- _Exercise brief_:
Reproduce each line from the records that holds "Ośrodka".

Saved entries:
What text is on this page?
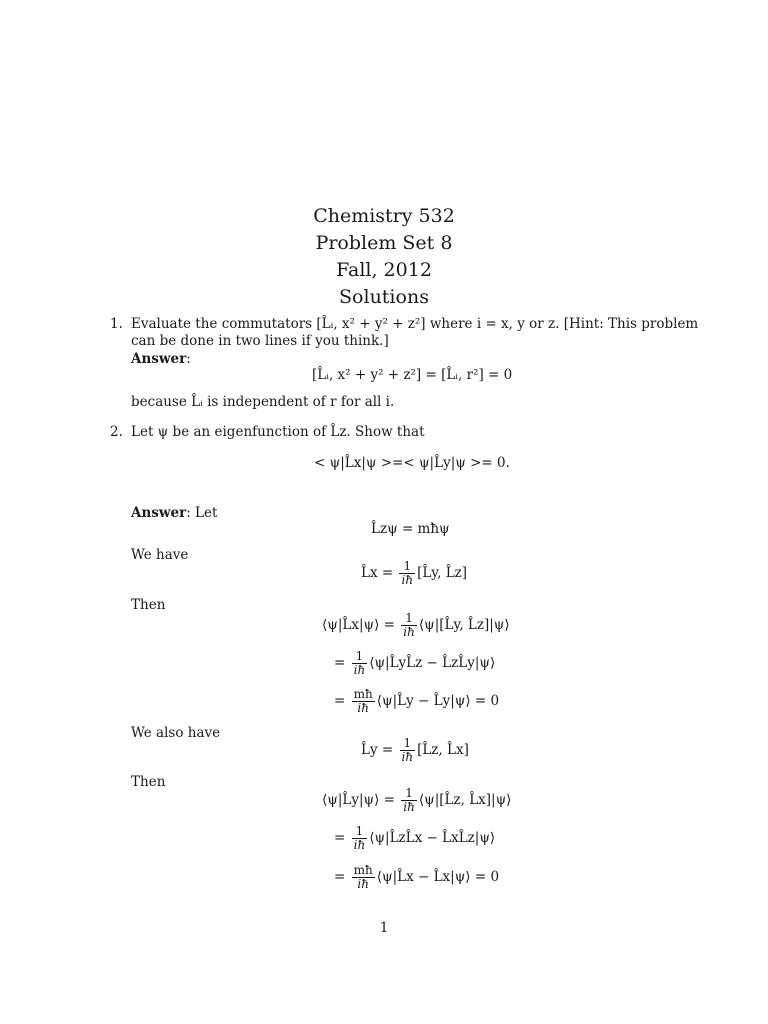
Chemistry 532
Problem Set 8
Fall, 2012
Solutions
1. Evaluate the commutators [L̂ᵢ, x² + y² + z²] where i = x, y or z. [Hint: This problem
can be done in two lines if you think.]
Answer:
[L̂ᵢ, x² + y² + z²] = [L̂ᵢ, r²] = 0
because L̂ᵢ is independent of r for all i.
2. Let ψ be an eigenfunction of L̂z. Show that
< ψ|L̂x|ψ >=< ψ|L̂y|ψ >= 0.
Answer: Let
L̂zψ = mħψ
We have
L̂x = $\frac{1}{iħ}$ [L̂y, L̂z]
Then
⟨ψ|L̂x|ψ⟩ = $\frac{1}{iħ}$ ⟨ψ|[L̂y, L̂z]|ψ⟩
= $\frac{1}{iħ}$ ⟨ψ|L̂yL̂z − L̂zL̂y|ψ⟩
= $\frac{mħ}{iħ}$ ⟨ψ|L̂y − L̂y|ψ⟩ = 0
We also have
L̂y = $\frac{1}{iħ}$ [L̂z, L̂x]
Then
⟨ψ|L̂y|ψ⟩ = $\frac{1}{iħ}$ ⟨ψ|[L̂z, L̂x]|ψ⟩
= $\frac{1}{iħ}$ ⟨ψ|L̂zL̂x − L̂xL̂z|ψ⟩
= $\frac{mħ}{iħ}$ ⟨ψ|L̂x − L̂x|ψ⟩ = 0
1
* * *
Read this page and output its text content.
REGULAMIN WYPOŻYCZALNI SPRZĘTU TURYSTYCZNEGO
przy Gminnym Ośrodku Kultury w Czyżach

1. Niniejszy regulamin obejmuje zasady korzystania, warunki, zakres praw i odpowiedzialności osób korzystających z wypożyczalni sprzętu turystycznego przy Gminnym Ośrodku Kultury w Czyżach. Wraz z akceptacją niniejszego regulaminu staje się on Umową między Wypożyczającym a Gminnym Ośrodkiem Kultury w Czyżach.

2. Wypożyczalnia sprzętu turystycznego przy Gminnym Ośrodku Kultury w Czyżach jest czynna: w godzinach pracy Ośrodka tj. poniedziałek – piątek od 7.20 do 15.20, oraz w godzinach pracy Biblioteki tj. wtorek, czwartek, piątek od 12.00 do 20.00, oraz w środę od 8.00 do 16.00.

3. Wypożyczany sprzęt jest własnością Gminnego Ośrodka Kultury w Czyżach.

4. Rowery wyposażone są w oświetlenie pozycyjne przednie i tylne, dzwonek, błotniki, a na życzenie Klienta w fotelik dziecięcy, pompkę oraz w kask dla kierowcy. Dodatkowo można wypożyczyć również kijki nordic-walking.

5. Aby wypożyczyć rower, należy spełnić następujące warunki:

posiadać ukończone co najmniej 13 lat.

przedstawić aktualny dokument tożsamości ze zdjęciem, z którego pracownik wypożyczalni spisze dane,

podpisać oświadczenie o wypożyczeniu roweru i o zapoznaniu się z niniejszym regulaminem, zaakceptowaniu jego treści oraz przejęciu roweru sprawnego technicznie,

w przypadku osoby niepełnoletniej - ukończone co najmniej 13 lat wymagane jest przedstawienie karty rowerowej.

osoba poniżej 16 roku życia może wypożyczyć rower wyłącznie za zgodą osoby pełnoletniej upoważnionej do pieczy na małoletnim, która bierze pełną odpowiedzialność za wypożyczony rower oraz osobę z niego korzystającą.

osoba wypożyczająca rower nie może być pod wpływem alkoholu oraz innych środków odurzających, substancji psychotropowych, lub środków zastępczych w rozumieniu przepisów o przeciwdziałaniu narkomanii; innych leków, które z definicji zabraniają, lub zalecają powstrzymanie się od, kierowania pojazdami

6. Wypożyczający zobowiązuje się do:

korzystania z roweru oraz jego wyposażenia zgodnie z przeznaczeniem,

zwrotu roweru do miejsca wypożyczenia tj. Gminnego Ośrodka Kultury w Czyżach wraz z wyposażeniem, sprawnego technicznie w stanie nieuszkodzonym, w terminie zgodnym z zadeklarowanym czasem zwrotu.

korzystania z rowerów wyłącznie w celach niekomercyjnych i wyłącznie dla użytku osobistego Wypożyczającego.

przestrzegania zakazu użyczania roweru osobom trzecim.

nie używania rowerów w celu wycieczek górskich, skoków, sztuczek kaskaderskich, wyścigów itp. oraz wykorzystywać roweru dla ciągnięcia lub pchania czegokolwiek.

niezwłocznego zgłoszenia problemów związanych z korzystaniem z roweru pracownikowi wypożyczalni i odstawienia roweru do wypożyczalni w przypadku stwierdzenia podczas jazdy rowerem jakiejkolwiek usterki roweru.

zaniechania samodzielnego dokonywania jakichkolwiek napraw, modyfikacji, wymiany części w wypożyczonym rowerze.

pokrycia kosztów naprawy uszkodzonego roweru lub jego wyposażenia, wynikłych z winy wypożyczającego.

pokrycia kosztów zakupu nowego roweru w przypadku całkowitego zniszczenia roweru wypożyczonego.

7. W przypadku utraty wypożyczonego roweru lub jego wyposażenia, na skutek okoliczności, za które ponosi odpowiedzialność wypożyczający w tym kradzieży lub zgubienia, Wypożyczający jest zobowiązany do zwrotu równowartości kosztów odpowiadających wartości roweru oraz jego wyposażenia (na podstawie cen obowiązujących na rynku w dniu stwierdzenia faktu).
* * *
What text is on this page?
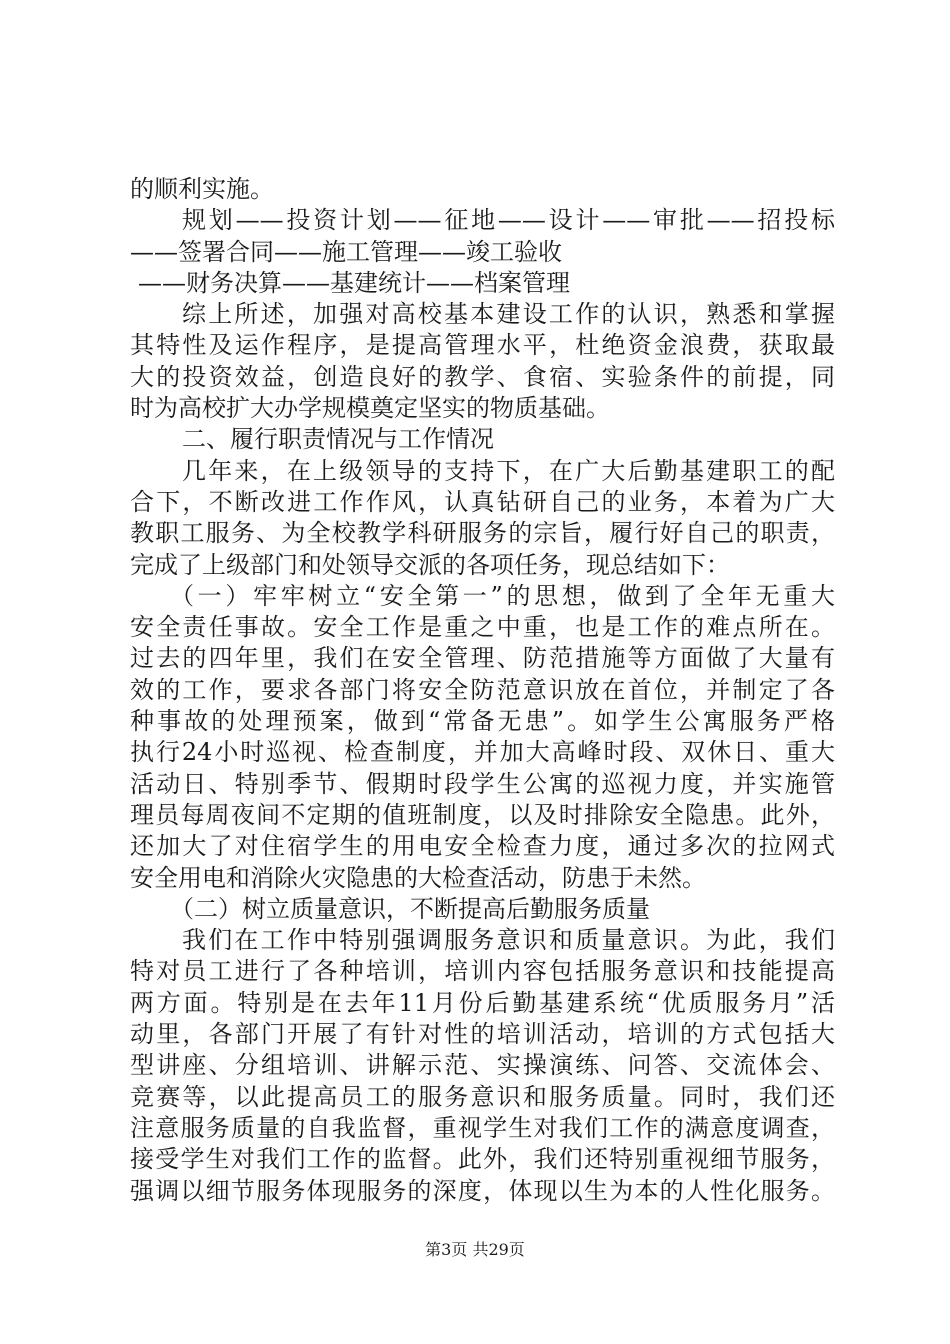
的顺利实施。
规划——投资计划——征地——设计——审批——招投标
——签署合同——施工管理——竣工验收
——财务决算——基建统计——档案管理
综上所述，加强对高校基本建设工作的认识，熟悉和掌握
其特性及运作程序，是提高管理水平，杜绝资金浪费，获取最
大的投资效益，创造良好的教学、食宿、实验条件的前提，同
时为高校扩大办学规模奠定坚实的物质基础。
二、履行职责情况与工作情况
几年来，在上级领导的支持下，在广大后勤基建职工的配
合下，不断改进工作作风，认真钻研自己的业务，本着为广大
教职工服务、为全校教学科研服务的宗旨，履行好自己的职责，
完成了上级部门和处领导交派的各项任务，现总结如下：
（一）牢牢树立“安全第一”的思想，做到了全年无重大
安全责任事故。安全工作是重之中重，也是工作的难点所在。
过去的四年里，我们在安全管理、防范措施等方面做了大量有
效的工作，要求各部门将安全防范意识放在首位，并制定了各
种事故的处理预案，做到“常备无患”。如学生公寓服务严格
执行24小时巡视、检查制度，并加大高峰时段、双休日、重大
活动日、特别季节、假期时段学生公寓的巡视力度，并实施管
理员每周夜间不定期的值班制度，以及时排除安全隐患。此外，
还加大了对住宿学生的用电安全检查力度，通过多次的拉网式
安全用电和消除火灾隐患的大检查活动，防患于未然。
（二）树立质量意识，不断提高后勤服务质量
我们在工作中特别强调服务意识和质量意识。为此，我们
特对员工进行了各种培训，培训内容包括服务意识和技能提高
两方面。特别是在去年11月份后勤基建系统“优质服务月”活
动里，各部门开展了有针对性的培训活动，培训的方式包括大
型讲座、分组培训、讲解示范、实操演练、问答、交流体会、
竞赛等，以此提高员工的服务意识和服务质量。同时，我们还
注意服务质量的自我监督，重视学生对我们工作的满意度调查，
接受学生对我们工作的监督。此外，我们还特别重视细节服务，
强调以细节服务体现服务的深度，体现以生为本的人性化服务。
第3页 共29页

- _Answer below_:
2. Wypożyczalnia sprzętu turystycznego przy Gminnym Ośrodku Kultury w Czyżach jest czynna: w godzinach pracy Ośrodka tj. poniedziałek – piątek od 7.20 do 15.20, oraz w godzinach pracy Biblioteki tj. wtorek, czwartek, piątek od 12.00 do 20.00, oraz w środę od 8.00 do 16.00.
3. Wypożyczany sprzęt jest własnością Gminnego Ośrodka Kultury w Czyżach.
zwrotu roweru do miejsca wypożyczenia tj. Gminnego Ośrodka Kultury w Czyżach wraz z wyposażeniem, sprawnego technicznie w stanie nieuszkodzonym, w terminie zgodnym z zadeklarowanym czasem zwrotu.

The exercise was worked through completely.